▸ **Set problem**: From the listing below, return each line that includes "circle".

▸ **Records supplied**:

▽

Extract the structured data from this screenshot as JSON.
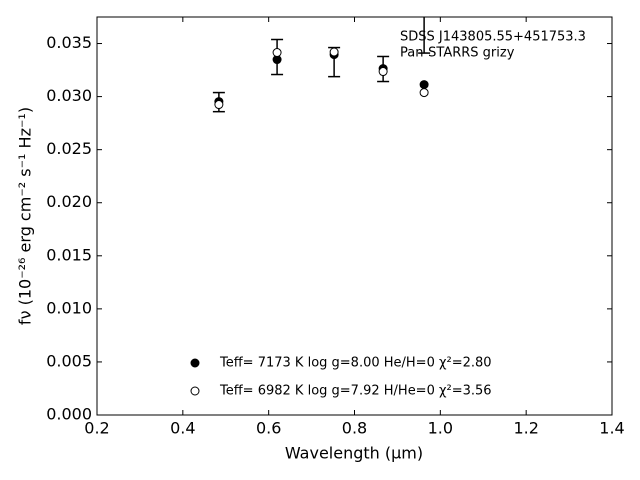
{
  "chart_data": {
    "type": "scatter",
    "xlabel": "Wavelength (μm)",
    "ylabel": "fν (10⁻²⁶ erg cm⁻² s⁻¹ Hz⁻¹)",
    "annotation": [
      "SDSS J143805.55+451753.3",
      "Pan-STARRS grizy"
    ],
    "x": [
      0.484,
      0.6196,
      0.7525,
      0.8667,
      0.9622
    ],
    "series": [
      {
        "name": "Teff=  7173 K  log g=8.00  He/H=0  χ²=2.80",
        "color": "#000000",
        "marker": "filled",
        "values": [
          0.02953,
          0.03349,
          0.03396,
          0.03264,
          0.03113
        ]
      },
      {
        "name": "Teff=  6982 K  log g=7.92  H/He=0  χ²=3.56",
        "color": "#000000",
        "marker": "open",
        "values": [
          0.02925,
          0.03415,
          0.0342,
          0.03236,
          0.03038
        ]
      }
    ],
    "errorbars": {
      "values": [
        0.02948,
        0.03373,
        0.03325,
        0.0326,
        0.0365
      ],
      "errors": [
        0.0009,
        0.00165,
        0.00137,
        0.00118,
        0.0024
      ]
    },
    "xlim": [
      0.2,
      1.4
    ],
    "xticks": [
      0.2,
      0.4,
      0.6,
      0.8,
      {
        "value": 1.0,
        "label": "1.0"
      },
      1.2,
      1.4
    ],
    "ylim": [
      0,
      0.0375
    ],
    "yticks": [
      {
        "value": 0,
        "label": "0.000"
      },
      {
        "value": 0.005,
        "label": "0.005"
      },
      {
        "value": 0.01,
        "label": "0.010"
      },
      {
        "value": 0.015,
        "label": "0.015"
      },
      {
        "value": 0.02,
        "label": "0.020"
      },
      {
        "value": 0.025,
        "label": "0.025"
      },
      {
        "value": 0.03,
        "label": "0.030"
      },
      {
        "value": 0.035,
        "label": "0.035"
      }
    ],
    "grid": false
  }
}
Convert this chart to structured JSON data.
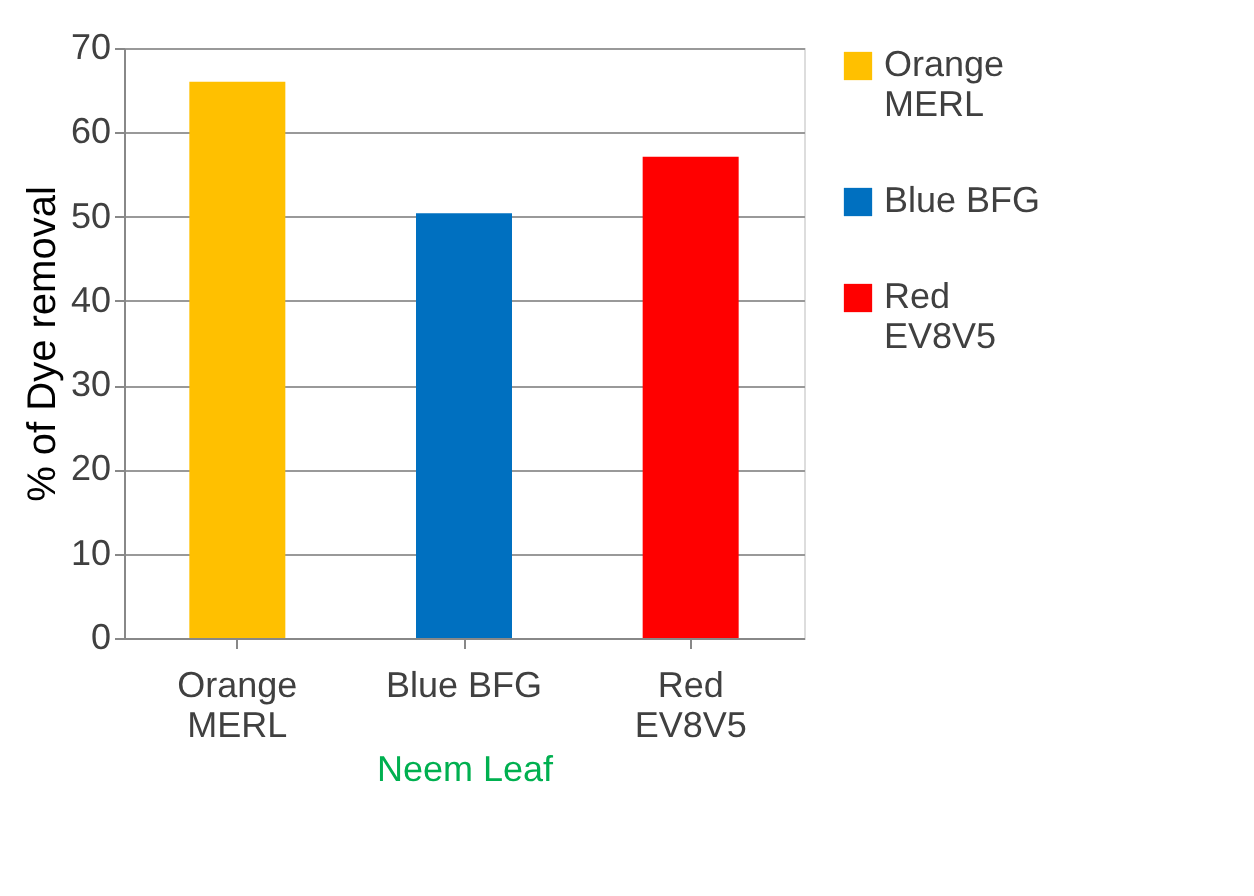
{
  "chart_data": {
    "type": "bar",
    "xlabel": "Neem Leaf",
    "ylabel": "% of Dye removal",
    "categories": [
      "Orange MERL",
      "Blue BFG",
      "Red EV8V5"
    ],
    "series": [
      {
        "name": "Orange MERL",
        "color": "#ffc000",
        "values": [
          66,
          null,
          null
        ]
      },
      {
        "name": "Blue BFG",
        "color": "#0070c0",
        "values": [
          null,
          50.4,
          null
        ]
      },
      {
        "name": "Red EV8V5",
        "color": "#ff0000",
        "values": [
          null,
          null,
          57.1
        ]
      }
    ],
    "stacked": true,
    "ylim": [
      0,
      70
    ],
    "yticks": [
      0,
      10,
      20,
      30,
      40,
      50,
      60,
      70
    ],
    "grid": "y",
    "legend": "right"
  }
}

△
▽

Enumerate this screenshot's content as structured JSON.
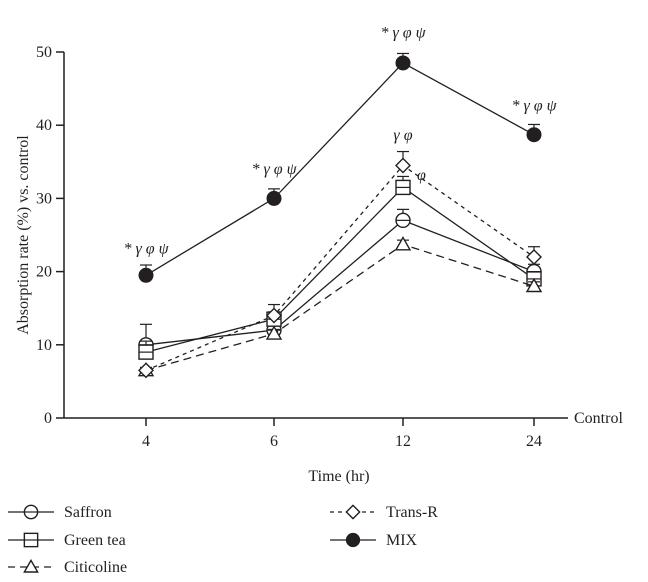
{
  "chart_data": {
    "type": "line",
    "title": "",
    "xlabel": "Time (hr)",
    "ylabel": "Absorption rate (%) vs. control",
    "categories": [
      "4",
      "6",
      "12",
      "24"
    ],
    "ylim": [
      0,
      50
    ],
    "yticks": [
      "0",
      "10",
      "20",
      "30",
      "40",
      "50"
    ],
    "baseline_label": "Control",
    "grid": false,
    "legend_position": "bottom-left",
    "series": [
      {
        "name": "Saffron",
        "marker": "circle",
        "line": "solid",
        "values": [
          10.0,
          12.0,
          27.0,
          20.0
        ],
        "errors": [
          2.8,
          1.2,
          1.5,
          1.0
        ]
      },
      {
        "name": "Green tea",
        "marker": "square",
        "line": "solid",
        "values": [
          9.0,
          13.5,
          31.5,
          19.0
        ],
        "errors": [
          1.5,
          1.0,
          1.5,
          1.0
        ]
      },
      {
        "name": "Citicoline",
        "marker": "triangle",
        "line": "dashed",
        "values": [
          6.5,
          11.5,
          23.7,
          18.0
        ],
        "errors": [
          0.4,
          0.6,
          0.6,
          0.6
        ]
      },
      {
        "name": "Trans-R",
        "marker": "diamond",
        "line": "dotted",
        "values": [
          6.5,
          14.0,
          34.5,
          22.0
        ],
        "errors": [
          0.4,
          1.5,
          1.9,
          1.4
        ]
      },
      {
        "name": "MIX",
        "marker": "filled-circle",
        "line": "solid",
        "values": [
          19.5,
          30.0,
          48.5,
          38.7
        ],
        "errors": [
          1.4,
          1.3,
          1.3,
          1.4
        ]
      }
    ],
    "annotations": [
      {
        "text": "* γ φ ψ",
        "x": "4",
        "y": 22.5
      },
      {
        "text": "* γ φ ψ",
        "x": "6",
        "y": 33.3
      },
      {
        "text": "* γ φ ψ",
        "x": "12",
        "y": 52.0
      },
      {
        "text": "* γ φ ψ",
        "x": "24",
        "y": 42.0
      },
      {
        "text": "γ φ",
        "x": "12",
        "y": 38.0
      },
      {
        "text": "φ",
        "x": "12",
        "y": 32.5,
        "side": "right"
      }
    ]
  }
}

△

▸ **Solution for this task**:
        "marker": "circle",
        "marker": "filled-circle",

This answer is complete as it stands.